Task details — Repeat each entry word for word. Leave any images out of the copy.

(Raw records)
· · · ·
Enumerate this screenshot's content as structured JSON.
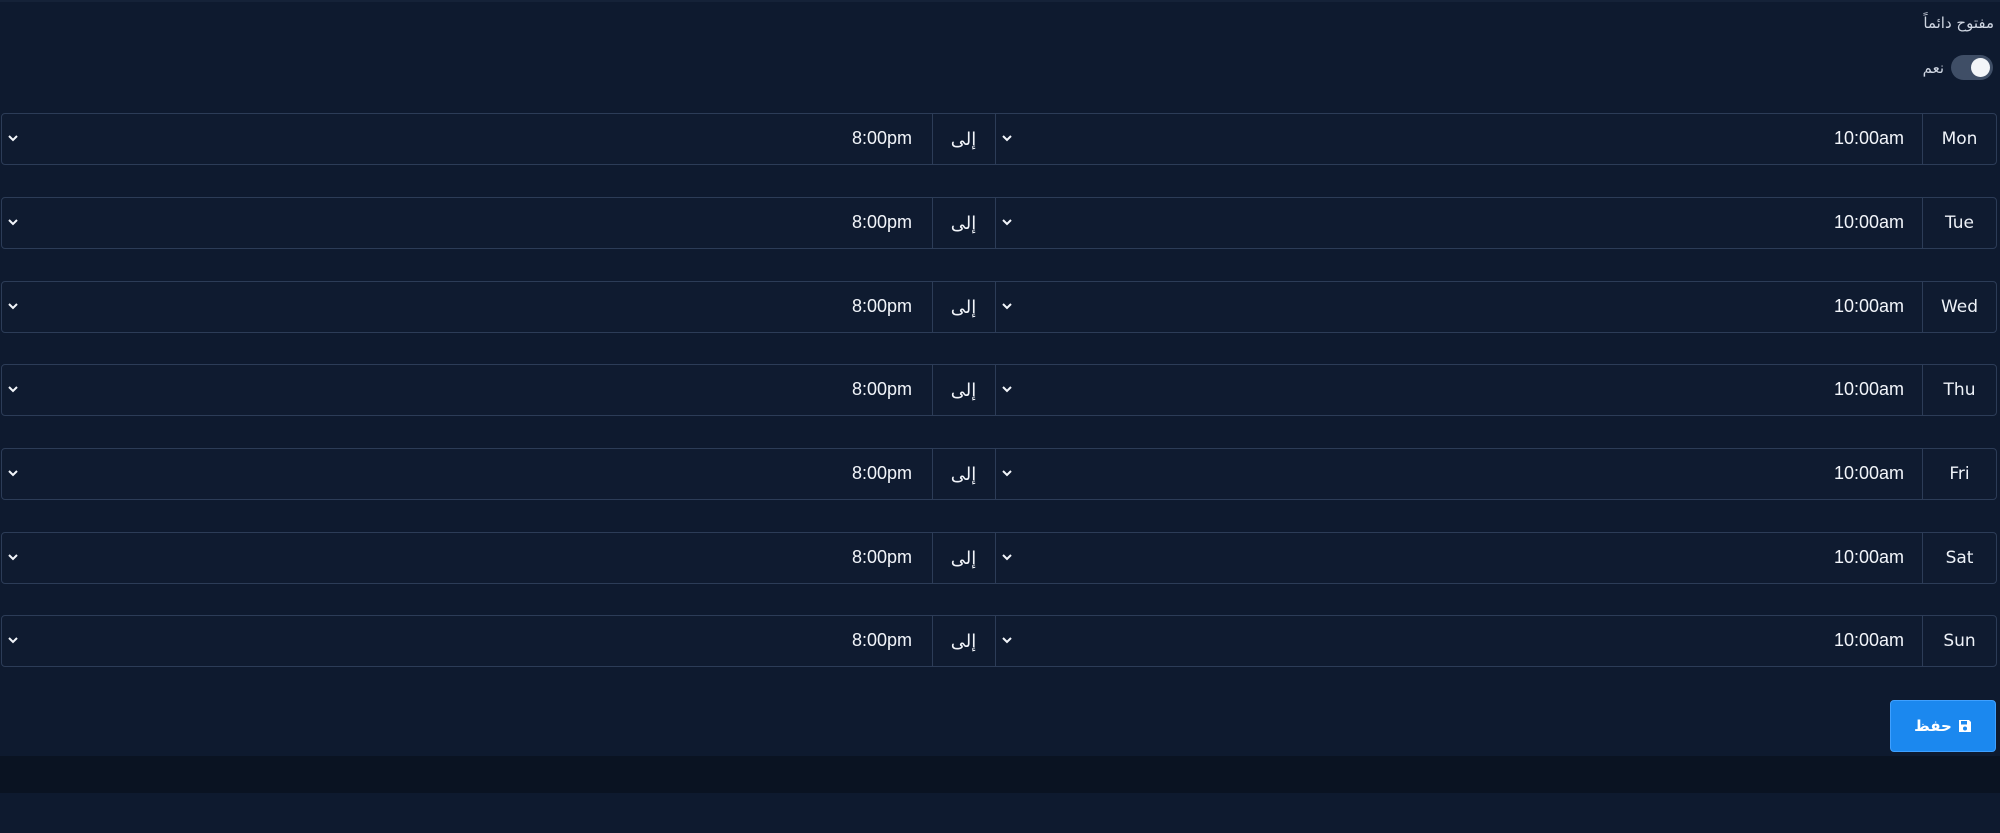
{
  "settings": {
    "always_open_label": "مفتوح دائماً",
    "toggle_label": "نعم",
    "toggle_on": true,
    "separator": "إلى",
    "save_label": "حفظ"
  },
  "schedule": [
    {
      "day": "Mon",
      "open": "10:00am",
      "close": "8:00pm"
    },
    {
      "day": "Tue",
      "open": "10:00am",
      "close": "8:00pm"
    },
    {
      "day": "Wed",
      "open": "10:00am",
      "close": "8:00pm"
    },
    {
      "day": "Thu",
      "open": "10:00am",
      "close": "8:00pm"
    },
    {
      "day": "Fri",
      "open": "10:00am",
      "close": "8:00pm"
    },
    {
      "day": "Sat",
      "open": "10:00am",
      "close": "8:00pm"
    },
    {
      "day": "Sun",
      "open": "10:00am",
      "close": "8:00pm"
    }
  ],
  "colors": {
    "background": "#0e1a2f",
    "border": "#2c3c57",
    "accent": "#1b88ef",
    "toggle_track": "#3f4e66"
  },
  "icons": {
    "dropdown": "chevron-down-icon",
    "save": "floppy-disk-icon"
  }
}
· · · ·
Task result —
Enumerate this screenshot's content as structured JSON.
{
  "settings": {
    "always_open_label": "مفتوح دائماً",
    "toggle_label": "نعم",
    "toggle_on": true,
    "separator": "إلى",
    "save_label": "حفظ"
  },
  "schedule": [
    {
      "day": "Mon",
      "open": "10:00am",
      "close": "8:00pm"
    },
    {
      "day": "Tue",
      "open": "10:00am",
      "close": "8:00pm"
    },
    {
      "day": "Wed",
      "open": "10:00am",
      "close": "8:00pm"
    },
    {
      "day": "Thu",
      "open": "10:00am",
      "close": "8:00pm"
    },
    {
      "day": "Fri",
      "open": "10:00am",
      "close": "8:00pm"
    },
    {
      "day": "Sat",
      "open": "10:00am",
      "close": "8:00pm"
    },
    {
      "day": "Sun",
      "open": "10:00am",
      "close": "8:00pm"
    }
  ],
  "colors": {
    "background": "#0e1a2f",
    "border": "#2c3c57",
    "accent": "#1b88ef",
    "toggle_track": "#3f4e66"
  },
  "icons": {
    "dropdown": "chevron-down-icon",
    "save": "floppy-disk-icon"
  }
}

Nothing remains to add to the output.